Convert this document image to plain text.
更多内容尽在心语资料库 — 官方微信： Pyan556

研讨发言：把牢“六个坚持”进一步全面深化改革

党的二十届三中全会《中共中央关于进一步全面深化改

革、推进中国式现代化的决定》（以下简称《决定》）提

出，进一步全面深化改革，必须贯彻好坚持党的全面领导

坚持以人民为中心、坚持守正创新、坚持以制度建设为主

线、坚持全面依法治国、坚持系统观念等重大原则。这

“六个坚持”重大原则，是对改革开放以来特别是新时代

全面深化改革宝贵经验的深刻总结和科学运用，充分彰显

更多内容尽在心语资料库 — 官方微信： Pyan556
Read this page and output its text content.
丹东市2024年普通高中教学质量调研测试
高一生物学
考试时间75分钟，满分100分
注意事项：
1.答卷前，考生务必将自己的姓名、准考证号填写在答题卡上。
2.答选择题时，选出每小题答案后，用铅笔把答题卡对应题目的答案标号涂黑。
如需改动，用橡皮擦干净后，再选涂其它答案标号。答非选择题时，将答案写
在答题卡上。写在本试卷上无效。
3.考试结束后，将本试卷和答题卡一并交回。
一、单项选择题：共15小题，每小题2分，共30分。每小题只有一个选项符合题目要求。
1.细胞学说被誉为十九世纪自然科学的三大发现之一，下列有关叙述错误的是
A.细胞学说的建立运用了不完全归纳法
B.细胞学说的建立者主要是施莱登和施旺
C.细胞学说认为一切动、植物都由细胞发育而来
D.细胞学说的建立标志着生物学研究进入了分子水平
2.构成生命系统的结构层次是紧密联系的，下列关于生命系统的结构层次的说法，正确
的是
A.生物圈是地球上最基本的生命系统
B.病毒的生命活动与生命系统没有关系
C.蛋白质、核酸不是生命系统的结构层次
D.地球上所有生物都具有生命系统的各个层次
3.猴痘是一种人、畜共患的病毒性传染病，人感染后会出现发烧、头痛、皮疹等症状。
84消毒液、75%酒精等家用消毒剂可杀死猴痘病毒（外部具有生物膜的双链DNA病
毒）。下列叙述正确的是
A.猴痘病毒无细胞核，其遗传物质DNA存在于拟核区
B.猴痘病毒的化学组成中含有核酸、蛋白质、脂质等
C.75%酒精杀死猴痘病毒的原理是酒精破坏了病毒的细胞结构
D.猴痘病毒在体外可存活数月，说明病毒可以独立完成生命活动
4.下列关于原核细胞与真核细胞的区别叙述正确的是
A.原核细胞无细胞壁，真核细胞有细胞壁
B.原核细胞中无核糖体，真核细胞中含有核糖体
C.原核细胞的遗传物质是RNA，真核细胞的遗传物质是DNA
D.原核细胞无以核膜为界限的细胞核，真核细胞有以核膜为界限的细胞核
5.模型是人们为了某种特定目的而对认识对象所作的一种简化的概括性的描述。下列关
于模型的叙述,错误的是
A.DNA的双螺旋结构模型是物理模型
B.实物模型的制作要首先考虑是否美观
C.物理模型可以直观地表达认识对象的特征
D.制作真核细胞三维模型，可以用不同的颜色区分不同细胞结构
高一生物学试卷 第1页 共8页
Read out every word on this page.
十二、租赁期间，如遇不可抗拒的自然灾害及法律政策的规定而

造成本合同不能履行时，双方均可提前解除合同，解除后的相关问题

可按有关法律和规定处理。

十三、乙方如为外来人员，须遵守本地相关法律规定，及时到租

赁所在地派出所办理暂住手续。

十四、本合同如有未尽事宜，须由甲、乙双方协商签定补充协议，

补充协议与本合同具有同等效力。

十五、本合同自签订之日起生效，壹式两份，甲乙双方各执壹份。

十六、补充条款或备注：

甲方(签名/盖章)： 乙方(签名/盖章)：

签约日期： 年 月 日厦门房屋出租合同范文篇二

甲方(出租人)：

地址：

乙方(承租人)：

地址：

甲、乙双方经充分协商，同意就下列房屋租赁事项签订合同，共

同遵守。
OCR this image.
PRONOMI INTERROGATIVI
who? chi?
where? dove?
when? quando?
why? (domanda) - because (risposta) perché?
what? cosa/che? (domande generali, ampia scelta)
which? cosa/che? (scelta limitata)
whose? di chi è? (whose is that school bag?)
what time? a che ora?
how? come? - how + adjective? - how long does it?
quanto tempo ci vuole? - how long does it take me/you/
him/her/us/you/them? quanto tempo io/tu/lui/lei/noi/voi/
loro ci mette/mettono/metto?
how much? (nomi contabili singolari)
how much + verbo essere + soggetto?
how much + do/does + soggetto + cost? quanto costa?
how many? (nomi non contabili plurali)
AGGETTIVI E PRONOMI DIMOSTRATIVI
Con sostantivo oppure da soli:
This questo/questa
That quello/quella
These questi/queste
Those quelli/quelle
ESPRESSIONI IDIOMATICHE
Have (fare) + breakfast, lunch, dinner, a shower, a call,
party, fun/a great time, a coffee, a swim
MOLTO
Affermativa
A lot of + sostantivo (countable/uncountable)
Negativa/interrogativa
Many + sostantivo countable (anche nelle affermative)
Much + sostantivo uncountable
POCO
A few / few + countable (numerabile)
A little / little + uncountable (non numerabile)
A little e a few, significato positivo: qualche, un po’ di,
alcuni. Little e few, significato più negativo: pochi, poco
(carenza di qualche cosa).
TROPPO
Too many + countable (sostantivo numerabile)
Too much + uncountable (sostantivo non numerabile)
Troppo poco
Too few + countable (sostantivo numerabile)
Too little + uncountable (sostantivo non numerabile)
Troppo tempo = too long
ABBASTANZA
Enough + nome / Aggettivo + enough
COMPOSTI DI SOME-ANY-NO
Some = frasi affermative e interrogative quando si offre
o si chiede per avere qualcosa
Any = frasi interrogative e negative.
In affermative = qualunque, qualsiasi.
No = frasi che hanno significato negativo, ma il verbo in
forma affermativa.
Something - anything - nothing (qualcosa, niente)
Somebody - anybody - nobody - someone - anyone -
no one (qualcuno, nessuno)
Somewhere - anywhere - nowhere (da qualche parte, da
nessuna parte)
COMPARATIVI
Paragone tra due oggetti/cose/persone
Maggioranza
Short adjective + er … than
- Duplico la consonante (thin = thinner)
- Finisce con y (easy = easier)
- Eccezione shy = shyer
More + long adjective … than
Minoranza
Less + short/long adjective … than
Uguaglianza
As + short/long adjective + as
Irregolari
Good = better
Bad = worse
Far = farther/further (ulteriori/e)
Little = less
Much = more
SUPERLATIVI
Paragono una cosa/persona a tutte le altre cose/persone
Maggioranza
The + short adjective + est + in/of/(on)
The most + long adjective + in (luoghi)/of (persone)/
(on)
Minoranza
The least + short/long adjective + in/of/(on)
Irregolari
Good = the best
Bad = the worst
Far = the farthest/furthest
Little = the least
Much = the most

■ Task goal
Show the lines of the data that hold the word "long".

■ Task result
how? come? - how + adjective? - how long does it?
quanto tempo ci vuole? - how long does it take me/you/
Troppo tempo = too long
More + long adjective … than
Less + short/long adjective … than
As + short/long adjective + as
The most + long adjective + in (luoghi)/of (persone)/
The least + short/long adjective + in/of/(on)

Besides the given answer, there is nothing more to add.